-- START Records for the exercise --

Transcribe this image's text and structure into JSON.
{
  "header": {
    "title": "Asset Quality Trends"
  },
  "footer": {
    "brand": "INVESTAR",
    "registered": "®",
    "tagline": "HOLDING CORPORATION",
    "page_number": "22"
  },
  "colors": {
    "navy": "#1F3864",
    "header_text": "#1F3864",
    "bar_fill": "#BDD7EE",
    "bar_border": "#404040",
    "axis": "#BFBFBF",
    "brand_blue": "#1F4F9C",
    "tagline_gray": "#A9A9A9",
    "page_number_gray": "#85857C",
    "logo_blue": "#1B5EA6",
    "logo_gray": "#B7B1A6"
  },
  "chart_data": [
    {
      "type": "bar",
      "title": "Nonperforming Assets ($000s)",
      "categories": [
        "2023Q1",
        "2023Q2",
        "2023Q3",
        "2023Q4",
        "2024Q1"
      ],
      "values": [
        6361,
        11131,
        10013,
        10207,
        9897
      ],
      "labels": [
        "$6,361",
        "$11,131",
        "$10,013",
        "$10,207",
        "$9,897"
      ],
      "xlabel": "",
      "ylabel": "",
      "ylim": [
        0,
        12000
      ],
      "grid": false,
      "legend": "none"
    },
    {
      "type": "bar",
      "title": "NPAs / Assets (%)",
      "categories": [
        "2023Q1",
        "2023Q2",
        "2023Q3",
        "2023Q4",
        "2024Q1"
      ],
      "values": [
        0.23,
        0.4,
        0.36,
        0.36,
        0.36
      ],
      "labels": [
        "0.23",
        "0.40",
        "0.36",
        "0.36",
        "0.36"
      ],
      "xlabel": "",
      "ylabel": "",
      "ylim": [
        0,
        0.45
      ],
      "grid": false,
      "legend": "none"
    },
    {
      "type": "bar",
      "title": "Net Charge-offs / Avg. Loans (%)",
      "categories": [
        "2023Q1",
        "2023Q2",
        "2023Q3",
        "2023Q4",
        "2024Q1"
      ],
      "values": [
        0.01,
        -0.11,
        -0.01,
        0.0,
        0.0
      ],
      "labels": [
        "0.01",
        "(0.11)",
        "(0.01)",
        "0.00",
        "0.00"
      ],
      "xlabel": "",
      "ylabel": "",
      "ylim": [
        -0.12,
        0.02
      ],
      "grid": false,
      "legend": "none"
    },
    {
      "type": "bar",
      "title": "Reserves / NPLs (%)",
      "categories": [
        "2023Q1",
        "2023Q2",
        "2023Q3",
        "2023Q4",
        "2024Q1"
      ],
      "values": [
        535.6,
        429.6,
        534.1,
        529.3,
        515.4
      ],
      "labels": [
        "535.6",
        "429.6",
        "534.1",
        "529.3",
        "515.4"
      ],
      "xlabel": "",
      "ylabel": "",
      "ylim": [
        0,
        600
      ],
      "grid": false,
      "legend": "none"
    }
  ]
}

-- END Records for the exercise --

All of the entries need to be reproduced exactly; please write them out.

Transcribe this image's text and structure into JSON.
{
  "header": {
    "title": "Asset Quality Trends"
  },
  "footer": {
    "brand": "INVESTAR",
    "registered": "®",
    "tagline": "HOLDING CORPORATION",
    "page_number": "22"
  },
  "colors": {
    "navy": "#1F3864",
    "header_text": "#1F3864",
    "bar_fill": "#BDD7EE",
    "bar_border": "#404040",
    "axis": "#BFBFBF",
    "brand_blue": "#1F4F9C",
    "tagline_gray": "#A9A9A9",
    "page_number_gray": "#85857C",
    "logo_blue": "#1B5EA6",
    "logo_gray": "#B7B1A6"
  },
  "chart_data": [
    {
      "type": "bar",
      "title": "Nonperforming Assets ($000s)",
      "categories": [
        "2023Q1",
        "2023Q2",
        "2023Q3",
        "2023Q4",
        "2024Q1"
      ],
      "values": [
        6361,
        11131,
        10013,
        10207,
        9897
      ],
      "labels": [
        "$6,361",
        "$11,131",
        "$10,013",
        "$10,207",
        "$9,897"
      ],
      "xlabel": "",
      "ylabel": "",
      "ylim": [
        0,
        12000
      ],
      "grid": false,
      "legend": "none"
    },
    {
      "type": "bar",
      "title": "NPAs / Assets (%)",
      "categories": [
        "2023Q1",
        "2023Q2",
        "2023Q3",
        "2023Q4",
        "2024Q1"
      ],
      "values": [
        0.23,
        0.4,
        0.36,
        0.36,
        0.36
      ],
      "labels": [
        "0.23",
        "0.40",
        "0.36",
        "0.36",
        "0.36"
      ],
      "xlabel": "",
      "ylabel": "",
      "ylim": [
        0,
        0.45
      ],
      "grid": false,
      "legend": "none"
    },
    {
      "type": "bar",
      "title": "Net Charge-offs / Avg. Loans (%)",
      "categories": [
        "2023Q1",
        "2023Q2",
        "2023Q3",
        "2023Q4",
        "2024Q1"
      ],
      "values": [
        0.01,
        -0.11,
        -0.01,
        0.0,
        0.0
      ],
      "labels": [
        "0.01",
        "(0.11)",
        "(0.01)",
        "0.00",
        "0.00"
      ],
      "xlabel": "",
      "ylabel": "",
      "ylim": [
        -0.12,
        0.02
      ],
      "grid": false,
      "legend": "none"
    },
    {
      "type": "bar",
      "title": "Reserves / NPLs (%)",
      "categories": [
        "2023Q1",
        "2023Q2",
        "2023Q3",
        "2023Q4",
        "2024Q1"
      ],
      "values": [
        535.6,
        429.6,
        534.1,
        529.3,
        515.4
      ],
      "labels": [
        "535.6",
        "429.6",
        "534.1",
        "529.3",
        "515.4"
      ],
      "xlabel": "",
      "ylabel": "",
      "ylim": [
        0,
        600
      ],
      "grid": false,
      "legend": "none"
    }
  ]
}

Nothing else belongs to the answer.